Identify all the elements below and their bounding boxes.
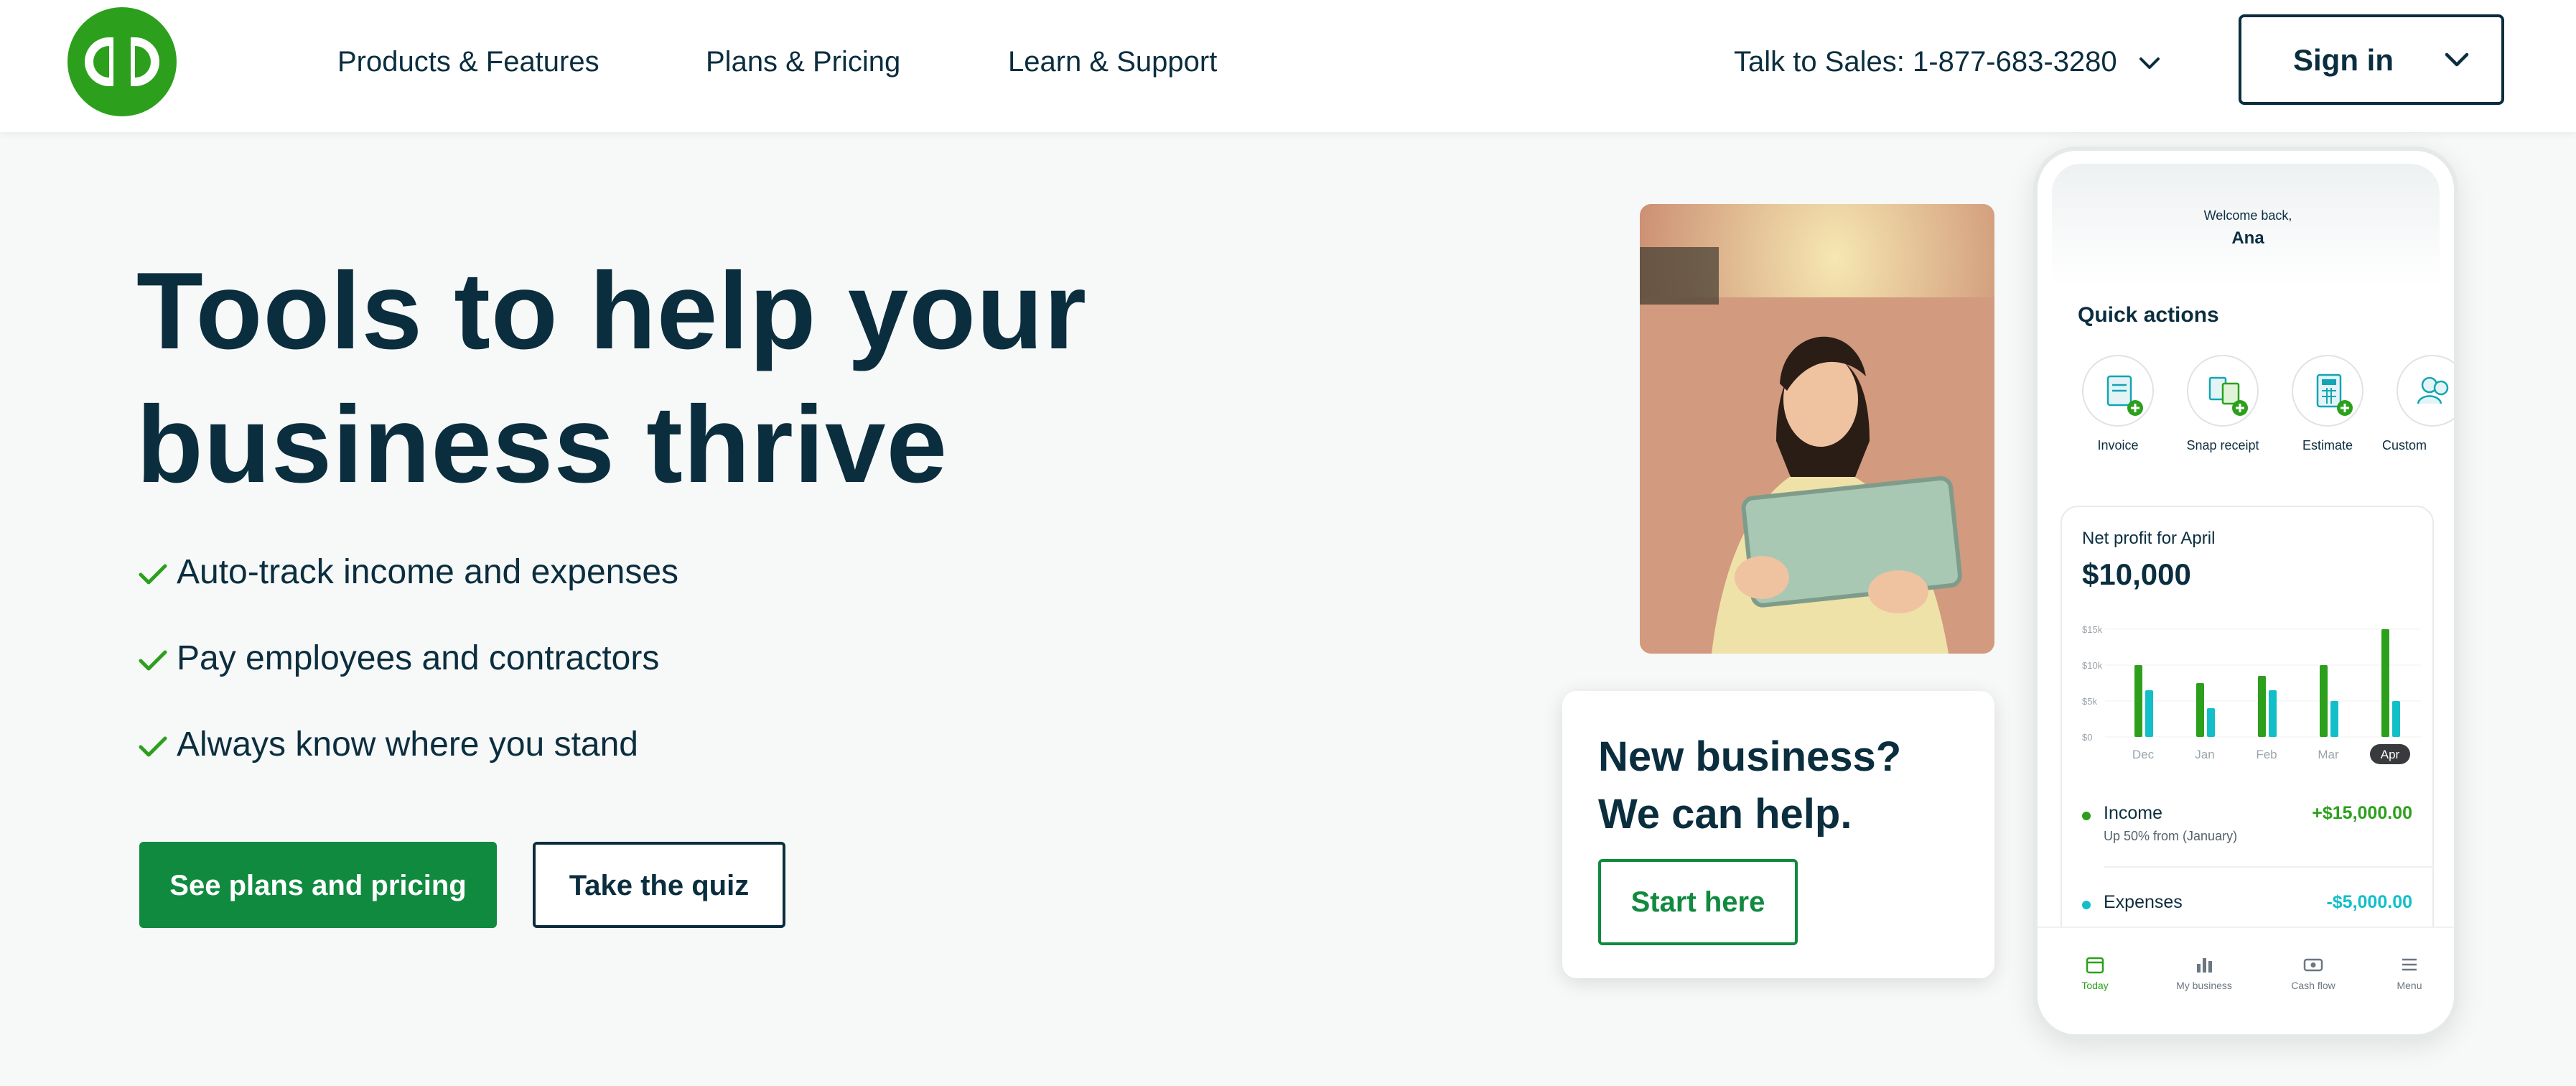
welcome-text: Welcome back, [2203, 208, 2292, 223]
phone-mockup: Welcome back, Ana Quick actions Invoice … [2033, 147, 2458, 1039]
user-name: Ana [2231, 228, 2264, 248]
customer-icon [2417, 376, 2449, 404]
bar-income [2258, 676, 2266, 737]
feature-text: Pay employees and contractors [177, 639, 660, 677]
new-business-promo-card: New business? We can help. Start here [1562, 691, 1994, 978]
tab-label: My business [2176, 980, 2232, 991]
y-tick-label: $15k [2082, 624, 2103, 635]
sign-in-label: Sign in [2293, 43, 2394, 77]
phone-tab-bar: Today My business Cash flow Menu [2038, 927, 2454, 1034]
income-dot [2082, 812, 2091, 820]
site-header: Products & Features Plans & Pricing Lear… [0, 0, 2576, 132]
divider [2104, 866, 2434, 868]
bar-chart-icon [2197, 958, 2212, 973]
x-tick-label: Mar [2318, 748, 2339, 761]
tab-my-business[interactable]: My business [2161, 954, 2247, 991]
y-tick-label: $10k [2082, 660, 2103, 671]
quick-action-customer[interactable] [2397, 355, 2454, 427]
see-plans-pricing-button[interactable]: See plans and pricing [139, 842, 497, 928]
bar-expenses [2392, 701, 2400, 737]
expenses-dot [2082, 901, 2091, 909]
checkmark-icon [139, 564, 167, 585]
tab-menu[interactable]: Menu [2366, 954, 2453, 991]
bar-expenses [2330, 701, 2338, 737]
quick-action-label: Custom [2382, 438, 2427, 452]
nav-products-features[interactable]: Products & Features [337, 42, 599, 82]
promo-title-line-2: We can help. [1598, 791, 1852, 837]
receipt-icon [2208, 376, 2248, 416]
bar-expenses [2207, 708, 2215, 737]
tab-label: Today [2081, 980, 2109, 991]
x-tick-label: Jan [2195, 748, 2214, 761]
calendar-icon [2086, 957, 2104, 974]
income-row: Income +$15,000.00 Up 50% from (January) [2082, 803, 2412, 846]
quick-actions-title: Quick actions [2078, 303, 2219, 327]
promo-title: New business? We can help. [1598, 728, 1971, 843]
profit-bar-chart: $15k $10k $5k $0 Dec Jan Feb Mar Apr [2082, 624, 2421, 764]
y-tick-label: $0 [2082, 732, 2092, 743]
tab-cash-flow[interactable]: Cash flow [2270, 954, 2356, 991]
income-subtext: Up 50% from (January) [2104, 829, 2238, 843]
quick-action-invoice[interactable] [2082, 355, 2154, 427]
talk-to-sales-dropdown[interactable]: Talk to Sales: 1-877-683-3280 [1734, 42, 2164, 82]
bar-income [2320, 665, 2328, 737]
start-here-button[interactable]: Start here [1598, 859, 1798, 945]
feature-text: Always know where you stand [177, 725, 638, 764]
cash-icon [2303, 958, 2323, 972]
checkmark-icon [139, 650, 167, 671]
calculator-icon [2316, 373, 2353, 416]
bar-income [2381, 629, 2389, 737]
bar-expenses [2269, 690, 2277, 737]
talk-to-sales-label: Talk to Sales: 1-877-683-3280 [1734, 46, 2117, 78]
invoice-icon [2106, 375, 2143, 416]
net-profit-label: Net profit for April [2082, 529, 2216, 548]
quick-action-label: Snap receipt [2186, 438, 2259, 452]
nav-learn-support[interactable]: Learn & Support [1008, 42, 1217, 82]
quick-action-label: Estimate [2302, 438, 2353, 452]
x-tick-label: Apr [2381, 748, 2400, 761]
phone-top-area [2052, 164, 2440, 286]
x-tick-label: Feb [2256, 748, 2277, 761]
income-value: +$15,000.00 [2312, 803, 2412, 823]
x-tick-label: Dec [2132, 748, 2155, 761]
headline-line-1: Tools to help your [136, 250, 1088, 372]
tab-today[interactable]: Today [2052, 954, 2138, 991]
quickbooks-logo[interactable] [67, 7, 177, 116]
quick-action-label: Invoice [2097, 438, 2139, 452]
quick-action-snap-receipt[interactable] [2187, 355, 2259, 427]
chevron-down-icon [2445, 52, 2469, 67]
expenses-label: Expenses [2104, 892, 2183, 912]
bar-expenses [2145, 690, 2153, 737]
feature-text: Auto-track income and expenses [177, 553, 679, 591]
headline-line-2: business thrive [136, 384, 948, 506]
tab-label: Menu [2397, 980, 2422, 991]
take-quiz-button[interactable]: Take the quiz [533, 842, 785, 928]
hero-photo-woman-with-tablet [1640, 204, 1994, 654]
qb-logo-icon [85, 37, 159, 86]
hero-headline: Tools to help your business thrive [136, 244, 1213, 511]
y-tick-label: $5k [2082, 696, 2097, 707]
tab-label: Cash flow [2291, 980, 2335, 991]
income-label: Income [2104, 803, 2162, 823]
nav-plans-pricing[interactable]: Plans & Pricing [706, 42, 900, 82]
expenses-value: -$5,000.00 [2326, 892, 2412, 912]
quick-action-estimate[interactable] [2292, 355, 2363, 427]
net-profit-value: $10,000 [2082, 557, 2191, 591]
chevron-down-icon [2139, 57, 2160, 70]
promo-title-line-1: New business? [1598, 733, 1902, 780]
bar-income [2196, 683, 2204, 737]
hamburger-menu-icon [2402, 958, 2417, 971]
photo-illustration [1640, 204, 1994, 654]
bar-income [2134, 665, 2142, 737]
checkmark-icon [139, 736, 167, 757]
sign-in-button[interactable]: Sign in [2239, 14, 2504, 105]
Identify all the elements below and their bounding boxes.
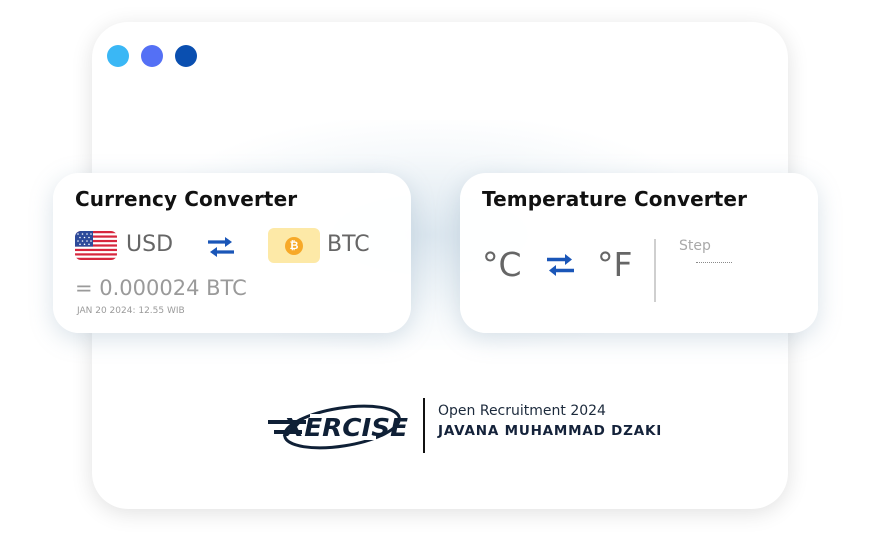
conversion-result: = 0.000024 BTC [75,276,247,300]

> _PROMPT_:
Write the lines above as a JSON list of strings, one string per line, skipping any blank lines. Leave the pictures out.

> _ANSWER BELOW_:
[
  "Identify all the elements below and their bounding boxes.",
  "welcome-text: Welcome back, [2203, 208, 2292, 223]",
  "phone-mockup: Welcome back, Ana Quick actions Invoice … [2033, 147, 2458, 1039]",
  "user-name: Ana [2231, 228, 2264, 248]",
  "customer-icon [2417, 376, 2449, 404]",
  "bar-income [2258, 676, 2266, 737]",
  "feature-text: Pay employees and contractors [177, 639, 660, 677]",
  "new-business-promo-card: New business? We can help. Start here [1562, 691, 1994, 978]",
  "tab-label: My business [2176, 980, 2232, 991]",
  "y-tick-label: $15k [2082, 624, 2103, 635]",
  "sign-in-label: Sign in [2293, 43, 2394, 77]",
  "phone-tab-bar: Today My business Cash flow Menu [2038, 927, 2454, 1034]",
  "income-dot [2082, 812, 2091, 820]",
  "site-header: Products & Features Plans & Pricing Lear… [0, 0, 2576, 132]",
  "divider [2104, 866, 2434, 868]",
  "bar-chart-icon [2197, 958, 2212, 973]",
  "x-tick-label: Mar [2318, 748, 2339, 761]",
  "tab-my-business[interactable]: My business [2161, 954, 2247, 991]",
  "y-tick-label: $10k [2082, 660, 2103, 671]",
  "quick-action-customer[interactable] [2397, 355, 2454, 427]",
  "see-plans-pricing-button[interactable]: See plans and pricing [139, 842, 497, 928]",
  "bar-expenses [2392, 701, 2400, 737]",
  "expenses-dot [2082, 901, 2091, 909]",
  "checkmark-icon [139, 564, 167, 585]",
  "tab-menu[interactable]: Menu [2366, 954, 2453, 991]",
  "bar-expenses [2330, 701, 2338, 737]",
  "quick-action-label: Custom [2382, 438, 2427, 452]",
  "nav-products-features[interactable]: Products & Features [337, 42, 599, 82]",
  "promo-title-line-2: We can help. [1598, 791, 1852, 837]",
  "receipt-icon [2208, 376, 2248, 416]",
  "bar-expenses [2207, 708, 2215, 737]",
  "tab-label: Today [2081, 980, 2109, 991]",
  "x-tick-label: Jan [2195, 748, 2214, 761]",
  "calendar-icon [2086, 957, 2104, 974]",
  "income-row: Income +$15,000.00 Up 50% from (January) [2082, 803, 2412, 846]",
  "quick-actions-title: Quick actions [2078, 303, 2219, 327]",
  "promo-title: New business? We can help. [1598, 728, 1971, 843]",
  "profit-bar-chart: $15k $10k $5k $0 Dec Jan Feb Mar Apr [2082, 624, 2421, 764]",
  "y-tick-label: $0 [2082, 732, 2092, 743]",
  "tab-cash-flow[interactable]: Cash flow [2270, 954, 2356, 991]",
  "income-subtext: Up 50% from (January) [2104, 829, 2238, 843]",
  "quick-action-invoice[interactable] [2082, 355, 2154, 427]",
  "talk-to-sales-dropdown[interactable]: Talk to Sales: 1-877-683-3280 [1734, 42, 2164, 82]",
  "bar-income [2320, 665, 2328, 737]",
  "start-here-button[interactable]: Start here [1598, 859, 1798, 945]",
  "feature-text: Always know where you stand [177, 725, 638, 764]",
  "cash-icon [2303, 958, 2323, 972]",
  "checkmark-icon [139, 650, 167, 671]",
  "calculator-icon [2316, 373, 2353, 416]",
  "bar-income [2381, 629, 2389, 737]",
  "bar-expenses [2269, 690, 2277, 737]",
  "talk-to-sales-label: Talk to Sales: 1-877-683-3280 [1734, 46, 2117, 78]",
  "invoice-icon [2106, 375, 2143, 416]",
  "net-profit-label: Net profit for April [2082, 529, 2216, 548]",
  "quick-action-label: Snap receipt [2186, 438, 2259, 452]",
  "nav-learn-support[interactable]: Learn & Support [1008, 42, 1217, 82]",
  "quick-action-label: Estimate [2302, 438, 2353, 452]",
  "x-tick-label: Apr [2381, 748, 2400, 761]",
  "phone-top-area [2052, 164, 2440, 286]",
  "x-tick-label: Feb [2256, 748, 2277, 761]",
  "income-value: +$15,000.00 [2312, 803, 2412, 823]",
  "x-tick-label: Dec [2132, 748, 2155, 761]",
  "headline-line-1: Tools to help your [136, 250, 1088, 372]",
  "tab-today[interactable]: Today [2052, 954, 2138, 991]",
  "quickbooks-logo[interactable] [67, 7, 177, 116]",
  "quick-action-label: Invoice [2097, 438, 2139, 452]",
  "quick-action-snap-receipt[interactable] [2187, 355, 2259, 427]",
  "chevron-down-icon [2445, 52, 2469, 67]",
  "expenses-label: Expenses [2104, 892, 2183, 912]",
  "bar-expenses [2145, 690, 2153, 737]",
  "feature-text: Auto-track income and expenses [177, 553, 679, 591]",
  "headline-line-2: business thrive [136, 384, 948, 506]",
  "tab-label: Menu [2397, 980, 2422, 991]",
  "take-quiz-button[interactable]: Take the quiz [533, 842, 785, 928]",
  "hero-photo-woman-with-tablet [1640, 204, 1994, 654]",
  "qb-logo-icon [85, 37, 159, 86]",
  "hero-headline: Tools to help your business thrive [136, 244, 1213, 511]",
  "y-tick-label: $5k [2082, 696, 2097, 707]",
  "tab-label: Cash flow [2291, 980, 2335, 991]",
  "income-label: Income [2104, 803, 2162, 823]",
  "nav-plans-pricing[interactable]: Plans & Pricing [706, 42, 900, 82]",
  "expenses-value: -$5,000.00 [2326, 892, 2412, 912]",
  "quick-action-estimate[interactable] [2292, 355, 2363, 427]",
  "net-profit-value: $10,000 [2082, 557, 2191, 591]",
  "chevron-down-icon [2139, 57, 2160, 70]",
  "promo-title-line-1: New business? [1598, 733, 1902, 780]",
  "bar-income [2196, 683, 2204, 737]",
  "hamburger-menu-icon [2402, 958, 2417, 971]",
  "photo-illustration [1640, 204, 1994, 654]",
  "bar-income [2134, 665, 2142, 737]",
  "checkmark-icon [139, 736, 167, 757]",
  "sign-in-button[interactable]: Sign in [2239, 14, 2504, 105]",
  "Identify all the elements below and their bounding boxes.",
  "conversion-result: = 0.000024 BTC [75,276,247,300]"
]